## WRITTEN PROBLEM
Check each line of the records below for the word "домами" and copy those where it appears.

(Recorded data)
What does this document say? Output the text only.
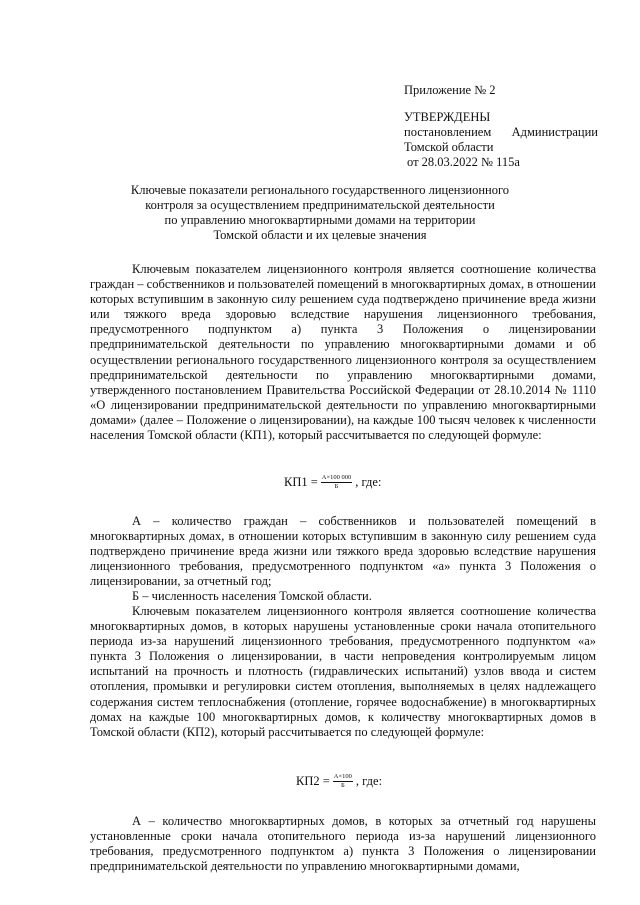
Приложение № 2
УТВЕРЖДЕНЫ
постановлением Администрации
Томской области
от 28.03.2022 № 115а
Ключевые показатели регионального государственного лицензионного
контроля за осуществлением предпринимательской деятельности
по управлению многоквартирными домами на территории
Томской области и их целевые значения
Ключевым показателем лицензионного контроля является соотношение количества граждан – собственников и пользователей помещений в многоквартирных домах, в отношении которых вступившим в законную силу решением суда подтверждено причинение вреда жизни или тяжкого вреда здоровью вследствие нарушения лицензионного требования, предусмотренного подпунктом а) пункта 3 Положения о лицензировании предпринимательской деятельности по управлению многоквартирными домами и об осуществлении регионального государственного лицензионного контроля за осуществлением предпринимательской деятельности по управлению многоквартирными домами, утвержденного постановлением Правительства Российской Федерации от 28.10.2014 № 1110 «О лицензировании предпринимательской деятельности по управлению многоквартирными домами» (далее – Положение о лицензировании), на каждые 100 тысяч человек к численности населения Томской области (КП1), который рассчитывается по следующей формуле:
$КП1 = \frac{А\times 100 000}{Б}$ , где:
А – количество граждан – собственников и пользователей помещений в многоквартирных домах, в отношении которых вступившим в законную силу решением суда подтверждено причинение вреда жизни или тяжкого вреда здоровью вследствие нарушения лицензионного требования, предусмотренного подпунктом «а» пункта 3 Положения о лицензировании, за отчетный год;
Б – численность населения Томской области.
Ключевым показателем лицензионного контроля является соотношение количества многоквартирных домов, в которых нарушены установленные сроки начала отопительного периода из-за нарушений лицензионного требования, предусмотренного подпунктом «а» пункта 3 Положения о лицензировании, в части непроведения контролируемым лицом испытаний на прочность и плотность (гидравлических испытаний) узлов ввода и систем отопления, промывки и регулировки систем отопления, выполняемых в целях надлежащего содержания систем теплоснабжения (отопление, горячее водоснабжение) в многоквартирных домах на каждые 100 многоквартирных домов, к количеству многоквартирных домов в Томской области (КП2), который рассчитывается по следующей формуле:
$КП2 = \frac{А\times 100}{Б}$ , где:
А – количество многоквартирных домов, в которых за отчетный год нарушены установленные сроки начала отопительного периода из-за нарушений лицензионного требования, предусмотренного подпунктом а) пункта 3 Положения о лицензировании предпринимательской деятельности по управлению многоквартирными домами,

## TASK RESULT
по управлению многоквартирными домами на территории
Ключевым показателем лицензионного контроля является соотношение количества граждан – собственников и пользователей помещений в многоквартирных домах, в отношении которых вступившим в законную силу решением суда подтверждено причинение вреда жизни или тяжкого вреда здоровью вследствие нарушения лицензионного требования, предусмотренного подпунктом а) пункта 3 Положения о лицензировании предпринимательской деятельности по управлению многоквартирными домами и об осуществлении регионального государственного лицензионного контроля за осуществлением предпринимательской деятельности по управлению многоквартирными домами, утвержденного постановлением Правительства Российской Федерации от 28.10.2014 № 1110 «О лицензировании предпринимательской деятельности по управлению многоквартирными домами» (далее – Положение о лицензировании), на каждые 100 тысяч человек к численности населения Томской области (КП1), который рассчитывается по следующей формуле:
А – количество многоквартирных домов, в которых за отчетный год нарушены установленные сроки начала отопительного периода из-за нарушений лицензионного требования, предусмотренного подпунктом а) пункта 3 Положения о лицензировании предпринимательской деятельности по управлению многоквартирными домами,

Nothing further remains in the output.